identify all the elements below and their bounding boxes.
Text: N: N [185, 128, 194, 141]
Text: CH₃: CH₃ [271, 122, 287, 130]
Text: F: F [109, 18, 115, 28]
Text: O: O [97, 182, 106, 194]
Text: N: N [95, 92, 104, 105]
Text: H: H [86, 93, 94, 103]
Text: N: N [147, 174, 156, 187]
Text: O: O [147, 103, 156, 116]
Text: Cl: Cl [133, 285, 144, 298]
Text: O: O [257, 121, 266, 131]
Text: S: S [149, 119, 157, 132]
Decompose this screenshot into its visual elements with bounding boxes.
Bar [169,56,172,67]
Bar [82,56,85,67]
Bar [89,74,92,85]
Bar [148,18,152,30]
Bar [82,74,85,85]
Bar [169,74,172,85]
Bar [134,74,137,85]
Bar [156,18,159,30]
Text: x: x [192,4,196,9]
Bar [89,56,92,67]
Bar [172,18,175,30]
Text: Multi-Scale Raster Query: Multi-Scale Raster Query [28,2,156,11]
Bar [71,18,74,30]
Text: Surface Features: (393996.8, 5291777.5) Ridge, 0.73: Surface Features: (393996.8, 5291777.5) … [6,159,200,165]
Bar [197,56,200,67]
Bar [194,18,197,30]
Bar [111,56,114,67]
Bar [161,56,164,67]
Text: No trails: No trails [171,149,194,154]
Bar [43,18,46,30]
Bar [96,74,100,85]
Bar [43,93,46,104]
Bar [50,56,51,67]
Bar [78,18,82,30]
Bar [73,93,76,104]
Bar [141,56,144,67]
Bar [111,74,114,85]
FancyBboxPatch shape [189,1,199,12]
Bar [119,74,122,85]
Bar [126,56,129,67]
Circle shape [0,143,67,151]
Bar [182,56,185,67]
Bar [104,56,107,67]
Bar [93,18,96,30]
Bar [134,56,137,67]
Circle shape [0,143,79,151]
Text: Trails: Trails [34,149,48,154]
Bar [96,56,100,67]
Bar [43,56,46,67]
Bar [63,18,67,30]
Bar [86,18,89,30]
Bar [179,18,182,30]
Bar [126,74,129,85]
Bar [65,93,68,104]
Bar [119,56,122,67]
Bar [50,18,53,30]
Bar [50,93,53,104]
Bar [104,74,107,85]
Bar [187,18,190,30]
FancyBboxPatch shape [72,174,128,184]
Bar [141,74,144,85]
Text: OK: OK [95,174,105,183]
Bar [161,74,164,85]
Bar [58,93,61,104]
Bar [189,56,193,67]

STATED PROBLEM: Give every line of the records above as a Markdown table with the columns Row and Line. Number each row and leave out any blank lines.

RESPONSE:
| Row | Line |
|---|---|
| 1 | identify all the elements below and their bounding boxes. |
| 2 | Text: N: N [185, 128, 194, 141] |
| 3 | Text: CH₃: CH₃ [271, 122, 287, 130] |
| 4 | Text: F: F [109, 18, 115, 28] |
| 5 | Text: O: O [97, 182, 106, 194] |
| 6 | Text: N: N [95, 92, 104, 105] |
| 7 | Text: H: H [86, 93, 94, 103] |
| 8 | Text: N: N [147, 174, 156, 187] |
| 9 | Text: O: O [147, 103, 156, 116] |
| 10 | Text: Cl: Cl [133, 285, 144, 298] |
| 11 | Text: O: O [257, 121, 266, 131] |
| 12 | Text: S: S [149, 119, 157, 132] |
| 13 | Decompose this screenshot into its visual elements with bounding boxes. |
| 14 | Bar [169,56,172,67] |
| 15 | Bar [82,56,85,67] |
| 16 | Bar [89,74,92,85] |
| 17 | Bar [148,18,152,30] |
| 18 | Bar [82,74,85,85] |
| 19 | Bar [169,74,172,85] |
| 20 | Bar [134,74,137,85] |
| 21 | Bar [156,18,159,30] |
| 22 | Text: x: x [192,4,196,9] |
| 23 | Bar [89,56,92,67] |
| 24 | Bar [172,18,175,30] |
| 25 | Text: Multi-Scale Raster Query: Multi-Scale Raster Query [28,2,156,11] |
| 26 | Bar [71,18,74,30] |
| 27 | Text: Surface Features: (393996.8, 5291777.5) Ridge, 0.73: Surface Features: (393996.8, 5291777.5) … [6,159,200,165] |
| 28 | Bar [197,56,200,67] |
| 29 | Bar [194,18,197,30] |
| 30 | Bar [111,56,114,67] |
| 31 | Bar [161,56,164,67] |
| 32 | Text: No trails: No trails [171,149,194,154] |
| 33 | Bar [43,18,46,30] |
| 34 | Bar [96,74,100,85] |
| 35 | Bar [43,93,46,104] |
| 36 | Bar [50,56,51,67] |
| 37 | Bar [78,18,82,30] |
| 38 | Bar [73,93,76,104] |
| 39 | Bar [141,56,144,67] |
| 40 | Bar [111,74,114,85] |
| 41 | FancyBboxPatch shape [189,1,199,12] |
| 42 | Bar [119,74,122,85] |
| 43 | Bar [126,56,129,67] |
| 44 | Circle shape [0,143,67,151] |
| 45 | Bar [182,56,185,67] |
| 46 | Bar [104,56,107,67] |
| 47 | Bar [93,18,96,30] |
| 48 | Bar [134,56,137,67] |
| 49 | Circle shape [0,143,79,151] |
| 50 | Text: Trails: Trails [34,149,48,154] |
| 51 | Bar [96,56,100,67] |
| 52 | Bar [43,56,46,67] |
| 53 | Bar [63,18,67,30] |
| 54 | Bar [86,18,89,30] |
| 55 | Bar [179,18,182,30] |
| 56 | Bar [126,74,129,85] |
| 57 | Bar [65,93,68,104] |
| 58 | Bar [119,56,122,67] |
| 59 | Bar [50,18,53,30] |
| 60 | Bar [50,93,53,104] |
| 61 | Bar [104,74,107,85] |
| 62 | Bar [187,18,190,30] |
| 63 | FancyBboxPatch shape [72,174,128,184] |
| 64 | Bar [141,74,144,85] |
| 65 | Text: OK: OK [95,174,105,183] |
| 66 | Bar [161,74,164,85] |
| 67 | Bar [58,93,61,104] |
| 68 | Bar [189,56,193,67] |